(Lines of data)
>>>
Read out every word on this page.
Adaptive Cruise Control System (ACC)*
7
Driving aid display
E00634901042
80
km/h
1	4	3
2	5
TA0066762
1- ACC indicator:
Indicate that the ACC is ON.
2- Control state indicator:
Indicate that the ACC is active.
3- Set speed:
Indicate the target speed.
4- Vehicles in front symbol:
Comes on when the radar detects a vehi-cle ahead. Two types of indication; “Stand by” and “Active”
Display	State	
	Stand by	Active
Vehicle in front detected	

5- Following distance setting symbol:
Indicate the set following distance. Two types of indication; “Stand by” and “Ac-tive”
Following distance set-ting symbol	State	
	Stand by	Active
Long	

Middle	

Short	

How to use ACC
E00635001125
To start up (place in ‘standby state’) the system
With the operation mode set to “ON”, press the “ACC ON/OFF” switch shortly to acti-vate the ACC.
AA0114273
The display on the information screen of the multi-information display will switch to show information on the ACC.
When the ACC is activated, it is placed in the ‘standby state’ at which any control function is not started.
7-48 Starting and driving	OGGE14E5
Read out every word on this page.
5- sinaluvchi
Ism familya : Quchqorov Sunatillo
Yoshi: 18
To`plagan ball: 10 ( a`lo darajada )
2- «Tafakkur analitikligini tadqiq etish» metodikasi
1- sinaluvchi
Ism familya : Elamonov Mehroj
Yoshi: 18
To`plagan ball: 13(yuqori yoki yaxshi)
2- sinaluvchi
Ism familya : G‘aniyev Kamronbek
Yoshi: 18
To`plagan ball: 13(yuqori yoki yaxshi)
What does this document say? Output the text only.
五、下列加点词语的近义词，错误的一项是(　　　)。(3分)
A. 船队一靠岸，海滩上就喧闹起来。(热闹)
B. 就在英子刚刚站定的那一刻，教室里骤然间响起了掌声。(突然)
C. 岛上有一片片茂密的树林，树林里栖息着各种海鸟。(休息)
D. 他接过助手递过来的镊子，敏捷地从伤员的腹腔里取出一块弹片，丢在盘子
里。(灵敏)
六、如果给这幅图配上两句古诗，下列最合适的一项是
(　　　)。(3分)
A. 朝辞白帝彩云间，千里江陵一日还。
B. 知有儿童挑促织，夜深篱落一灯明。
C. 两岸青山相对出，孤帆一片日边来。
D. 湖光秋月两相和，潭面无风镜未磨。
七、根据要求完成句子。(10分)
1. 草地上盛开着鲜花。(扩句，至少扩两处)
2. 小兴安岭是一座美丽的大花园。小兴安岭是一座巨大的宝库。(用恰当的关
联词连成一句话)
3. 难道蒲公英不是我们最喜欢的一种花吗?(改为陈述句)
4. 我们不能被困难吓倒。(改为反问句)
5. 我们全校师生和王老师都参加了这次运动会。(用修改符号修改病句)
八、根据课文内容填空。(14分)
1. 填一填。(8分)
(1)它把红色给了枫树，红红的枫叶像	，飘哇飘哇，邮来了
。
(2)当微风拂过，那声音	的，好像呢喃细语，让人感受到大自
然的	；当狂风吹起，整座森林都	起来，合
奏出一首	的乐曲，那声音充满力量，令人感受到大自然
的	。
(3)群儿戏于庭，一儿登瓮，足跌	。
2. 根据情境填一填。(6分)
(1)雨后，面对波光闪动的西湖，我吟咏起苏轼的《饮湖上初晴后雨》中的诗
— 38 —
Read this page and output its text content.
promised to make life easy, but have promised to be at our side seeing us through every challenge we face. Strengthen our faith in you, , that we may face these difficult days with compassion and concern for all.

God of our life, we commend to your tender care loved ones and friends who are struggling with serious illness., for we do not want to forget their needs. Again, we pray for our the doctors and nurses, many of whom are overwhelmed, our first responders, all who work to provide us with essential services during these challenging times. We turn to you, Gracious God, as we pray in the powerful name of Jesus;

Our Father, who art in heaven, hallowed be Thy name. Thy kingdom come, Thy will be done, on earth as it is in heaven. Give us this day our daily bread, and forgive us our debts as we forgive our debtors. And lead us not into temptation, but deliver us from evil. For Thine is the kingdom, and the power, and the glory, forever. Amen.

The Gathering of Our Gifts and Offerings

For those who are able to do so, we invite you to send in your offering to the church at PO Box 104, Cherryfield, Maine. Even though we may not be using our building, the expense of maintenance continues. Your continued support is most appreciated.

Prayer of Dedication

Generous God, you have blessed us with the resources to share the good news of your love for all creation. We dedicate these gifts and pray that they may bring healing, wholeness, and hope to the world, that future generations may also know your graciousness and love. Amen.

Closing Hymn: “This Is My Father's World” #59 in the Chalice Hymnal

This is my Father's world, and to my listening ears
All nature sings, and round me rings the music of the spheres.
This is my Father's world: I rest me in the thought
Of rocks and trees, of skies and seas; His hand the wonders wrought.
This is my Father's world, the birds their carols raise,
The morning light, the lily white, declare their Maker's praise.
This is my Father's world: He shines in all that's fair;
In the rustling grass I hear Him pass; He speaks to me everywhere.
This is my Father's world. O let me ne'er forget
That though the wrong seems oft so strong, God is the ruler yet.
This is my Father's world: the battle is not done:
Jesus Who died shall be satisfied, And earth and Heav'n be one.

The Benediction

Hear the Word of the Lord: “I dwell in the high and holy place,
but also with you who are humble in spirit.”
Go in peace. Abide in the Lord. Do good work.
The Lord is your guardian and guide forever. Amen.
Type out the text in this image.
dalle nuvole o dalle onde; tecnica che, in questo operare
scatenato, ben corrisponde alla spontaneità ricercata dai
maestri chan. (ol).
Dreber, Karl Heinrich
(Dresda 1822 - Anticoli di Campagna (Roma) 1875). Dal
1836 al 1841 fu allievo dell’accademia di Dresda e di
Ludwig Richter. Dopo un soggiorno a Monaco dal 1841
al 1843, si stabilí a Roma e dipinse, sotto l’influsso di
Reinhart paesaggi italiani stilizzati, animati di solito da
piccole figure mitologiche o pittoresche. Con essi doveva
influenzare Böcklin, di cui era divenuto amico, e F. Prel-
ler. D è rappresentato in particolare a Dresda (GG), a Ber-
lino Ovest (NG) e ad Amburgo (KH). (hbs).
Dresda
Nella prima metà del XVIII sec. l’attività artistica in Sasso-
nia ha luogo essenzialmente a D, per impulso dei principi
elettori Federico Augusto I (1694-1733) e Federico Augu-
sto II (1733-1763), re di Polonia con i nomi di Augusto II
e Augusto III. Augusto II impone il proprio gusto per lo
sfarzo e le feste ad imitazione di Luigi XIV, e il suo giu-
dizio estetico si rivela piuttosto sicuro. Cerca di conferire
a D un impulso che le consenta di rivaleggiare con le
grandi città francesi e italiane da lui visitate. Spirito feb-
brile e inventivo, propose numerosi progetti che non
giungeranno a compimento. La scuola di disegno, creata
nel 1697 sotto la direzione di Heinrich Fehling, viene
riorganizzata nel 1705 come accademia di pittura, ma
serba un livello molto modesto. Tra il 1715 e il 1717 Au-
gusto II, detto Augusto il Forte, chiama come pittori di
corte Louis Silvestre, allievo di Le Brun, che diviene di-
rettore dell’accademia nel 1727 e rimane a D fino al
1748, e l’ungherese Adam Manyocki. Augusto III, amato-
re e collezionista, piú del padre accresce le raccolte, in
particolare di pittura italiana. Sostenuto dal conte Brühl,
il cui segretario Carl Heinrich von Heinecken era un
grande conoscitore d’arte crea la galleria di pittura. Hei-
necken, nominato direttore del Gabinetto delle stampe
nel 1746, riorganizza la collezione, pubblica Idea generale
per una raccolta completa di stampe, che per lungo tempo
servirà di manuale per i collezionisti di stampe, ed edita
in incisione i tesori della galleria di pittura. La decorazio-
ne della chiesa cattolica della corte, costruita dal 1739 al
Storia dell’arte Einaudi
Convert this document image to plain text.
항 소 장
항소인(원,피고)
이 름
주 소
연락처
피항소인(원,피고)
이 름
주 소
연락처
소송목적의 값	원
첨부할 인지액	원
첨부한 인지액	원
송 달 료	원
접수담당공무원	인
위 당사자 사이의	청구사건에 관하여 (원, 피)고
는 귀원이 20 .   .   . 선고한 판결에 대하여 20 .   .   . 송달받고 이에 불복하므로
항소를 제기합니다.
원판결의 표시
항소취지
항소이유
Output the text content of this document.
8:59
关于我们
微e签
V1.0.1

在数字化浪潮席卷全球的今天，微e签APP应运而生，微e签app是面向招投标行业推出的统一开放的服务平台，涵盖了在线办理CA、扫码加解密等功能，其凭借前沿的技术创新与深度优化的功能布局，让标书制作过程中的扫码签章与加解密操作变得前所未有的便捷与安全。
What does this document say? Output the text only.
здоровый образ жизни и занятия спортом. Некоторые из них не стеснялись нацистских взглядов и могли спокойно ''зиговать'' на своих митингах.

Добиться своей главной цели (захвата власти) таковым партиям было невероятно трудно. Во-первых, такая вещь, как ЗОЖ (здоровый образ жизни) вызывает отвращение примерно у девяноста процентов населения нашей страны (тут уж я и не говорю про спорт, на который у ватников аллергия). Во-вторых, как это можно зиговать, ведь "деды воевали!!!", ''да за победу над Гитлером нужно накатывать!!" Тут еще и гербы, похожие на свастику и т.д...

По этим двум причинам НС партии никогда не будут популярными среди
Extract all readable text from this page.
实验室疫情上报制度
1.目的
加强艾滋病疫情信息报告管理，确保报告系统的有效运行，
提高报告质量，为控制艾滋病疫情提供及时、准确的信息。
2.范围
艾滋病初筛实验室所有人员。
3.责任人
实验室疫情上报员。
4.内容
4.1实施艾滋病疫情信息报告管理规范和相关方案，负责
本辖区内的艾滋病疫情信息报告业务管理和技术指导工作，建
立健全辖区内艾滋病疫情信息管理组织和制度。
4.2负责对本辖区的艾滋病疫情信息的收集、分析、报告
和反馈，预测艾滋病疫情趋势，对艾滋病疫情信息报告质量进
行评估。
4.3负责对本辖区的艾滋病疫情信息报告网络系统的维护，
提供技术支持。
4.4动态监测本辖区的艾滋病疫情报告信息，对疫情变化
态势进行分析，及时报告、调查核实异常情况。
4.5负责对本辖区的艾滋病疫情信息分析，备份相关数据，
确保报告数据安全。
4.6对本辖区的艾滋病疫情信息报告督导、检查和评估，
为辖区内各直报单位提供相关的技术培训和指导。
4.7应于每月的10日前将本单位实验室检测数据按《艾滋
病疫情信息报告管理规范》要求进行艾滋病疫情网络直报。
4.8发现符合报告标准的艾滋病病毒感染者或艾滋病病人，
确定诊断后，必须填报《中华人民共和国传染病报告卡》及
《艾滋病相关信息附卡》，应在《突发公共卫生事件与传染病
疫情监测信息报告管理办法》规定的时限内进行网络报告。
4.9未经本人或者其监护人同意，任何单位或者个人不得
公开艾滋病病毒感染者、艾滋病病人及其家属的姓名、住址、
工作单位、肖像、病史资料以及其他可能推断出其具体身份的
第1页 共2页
<<<
# WHAT YOU SHOULD DO
Show every line from the listing above in which the string "content" appears.

# SOLUTION FOR THIS TASK
Read this page and output its text content.
Output the text content of this document.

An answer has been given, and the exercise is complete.